_Written problem_. Locate all lines with the word "judgment". Copy them.

-------- Data shown

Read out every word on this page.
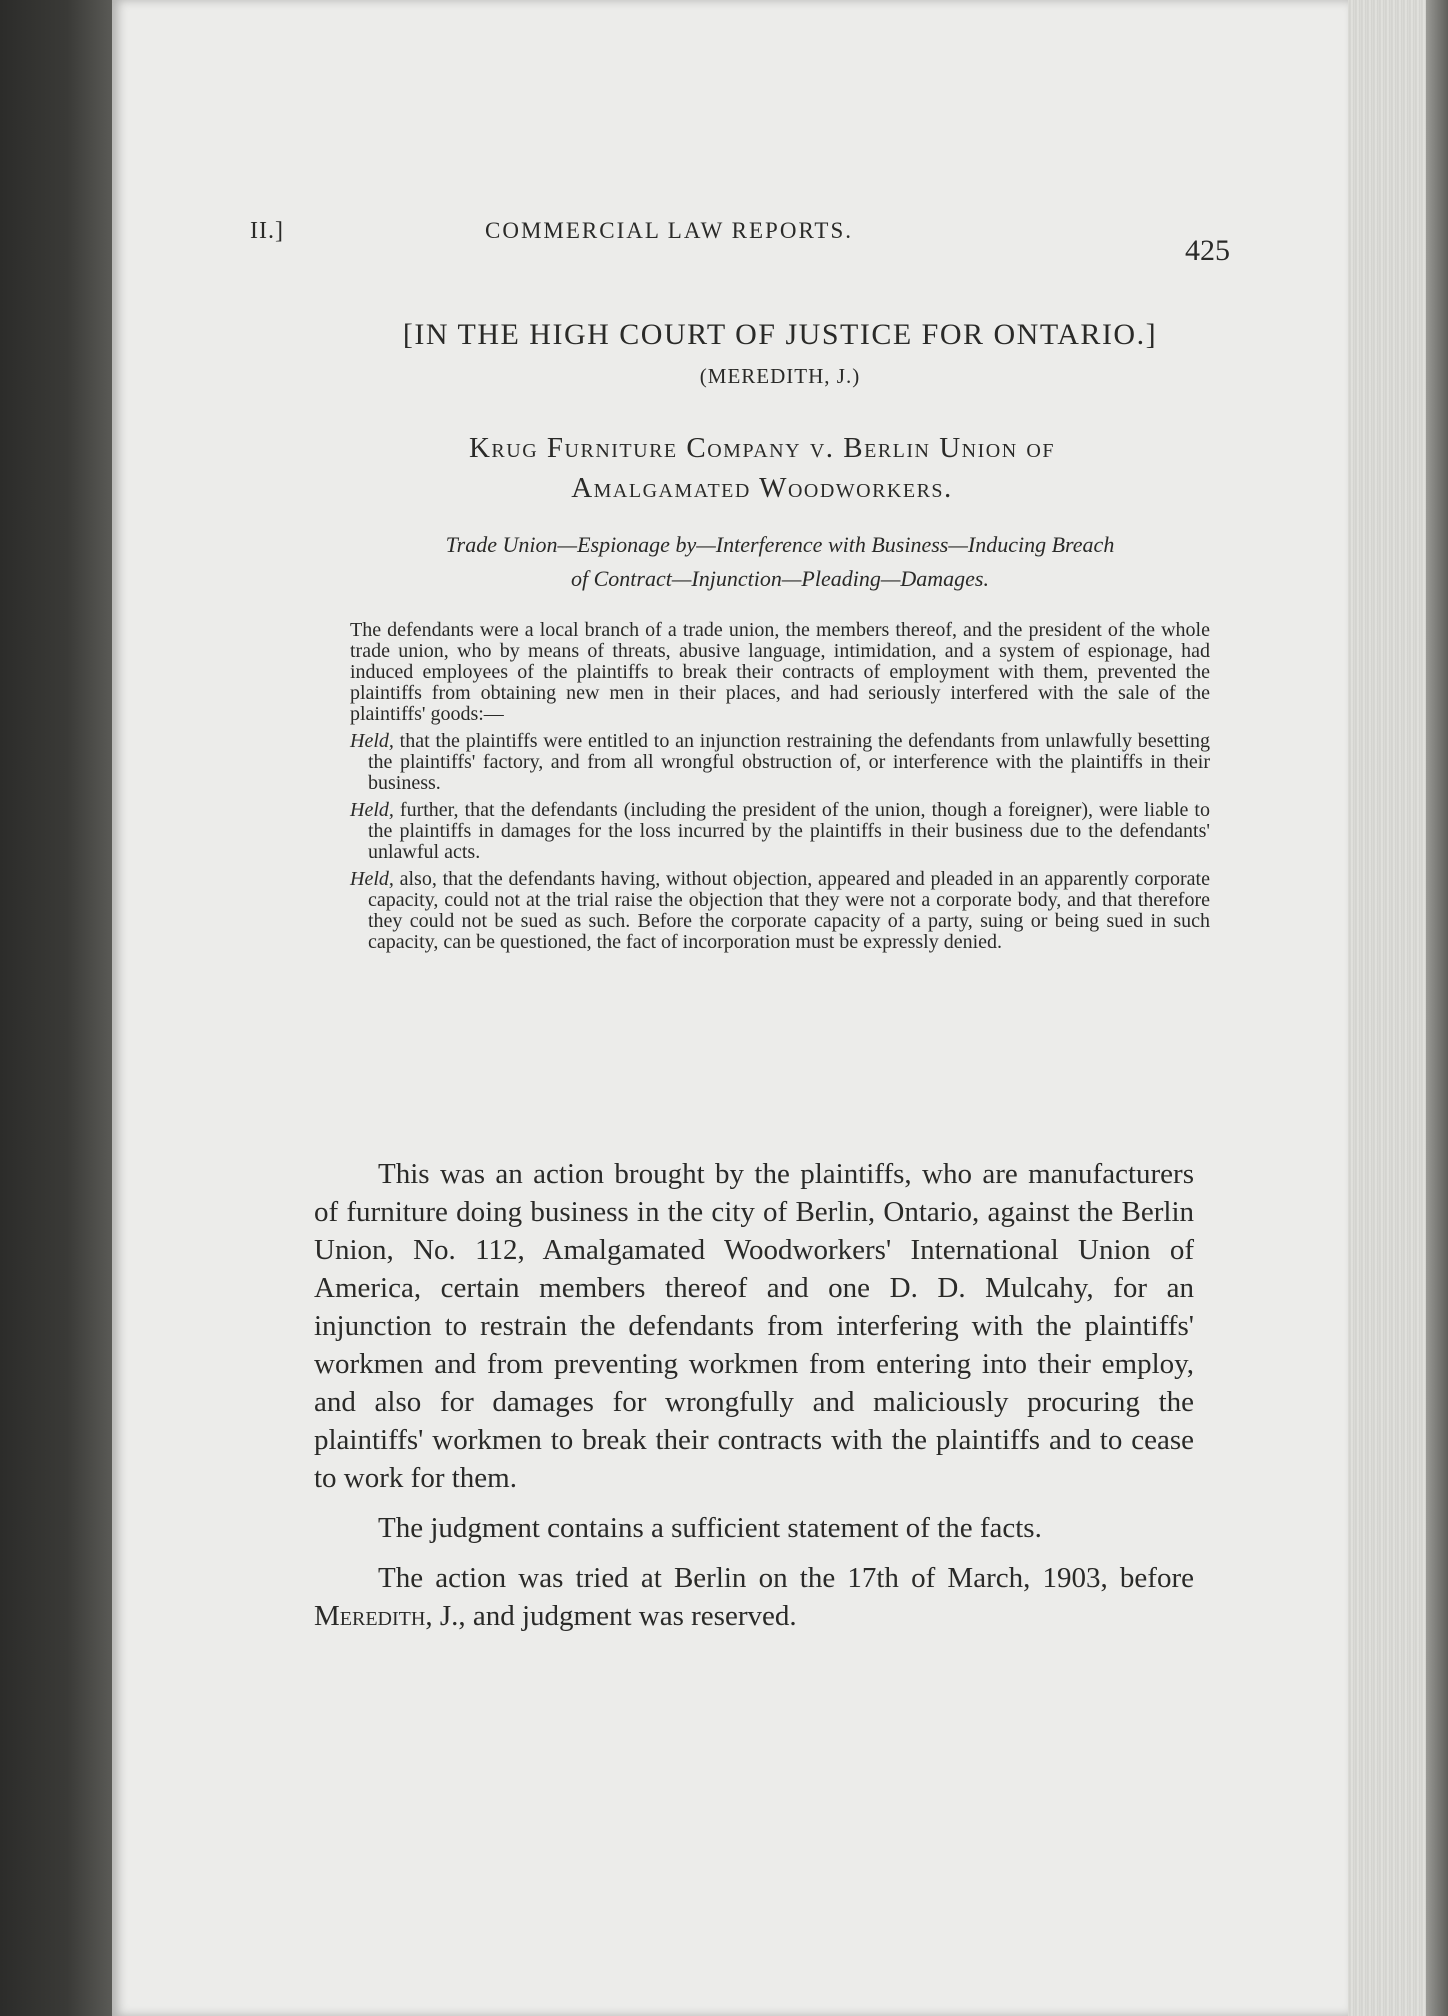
II.]	COMMERCIAL LAW REPORTS.
425
[IN THE HIGH COURT OF JUSTICE FOR ONTARIO.]
(MEREDITH, J.)
Krug Furniture Company v. Berlin Union of
Amalgamated Woodworkers.
Trade Union—Espionage by—Interference with Business—Inducing Breach
of Contract—Injunction—Pleading—Damages.

The defendants were a local branch of a trade union, the members thereof, and the president of the whole trade union, who by means of threats, abusive language, intimidation, and a system of espionage, had induced employees of the plaintiffs to break their contracts of employment with them, prevented the plaintiffs from obtaining new men in their places, and had seriously interfered with the sale of the plaintiffs' goods:—

Held, that the plaintiffs were entitled to an injunction restraining the defendants from unlawfully besetting the plaintiffs' factory, and from all wrongful obstruction of, or interference with the plaintiffs in their business.

Held, further, that the defendants (including the president of the union, though a foreigner), were liable to the plaintiffs in damages for the loss incurred by the plaintiffs in their business due to the defendants' unlawful acts.

Held, also, that the defendants having, without objection, appeared and pleaded in an apparently corporate capacity, could not at the trial raise the objection that they were not a corporate body, and that therefore they could not be sued as such. Before the corporate capacity of a party, suing or being sued in such capacity, can be questioned, the fact of incorporation must be expressly denied.

This was an action brought by the plaintiffs, who are manufacturers of furniture doing business in the city of Berlin, Ontario, against the Berlin Union, No. 112, Amalgamated Woodworkers' International Union of America, certain members thereof and one D. D. Mulcahy, for an injunction to restrain the defendants from interfering with the plaintiffs' workmen and from preventing workmen from entering into their employ, and also for damages for wrongfully and maliciously procuring the plaintiffs' workmen to break their contracts with the plaintiffs and to cease to work for them.

The judgment contains a sufficient statement of the facts.

The action was tried at Berlin on the 17th of March, 1903, before Meredith, J., and judgment was reserved.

----------------

_Response_.
The judgment contains a sufficient statement of the facts.
The action was tried at Berlin on the 17th of March, 1903, before Meredith, J., and judgment was reserved.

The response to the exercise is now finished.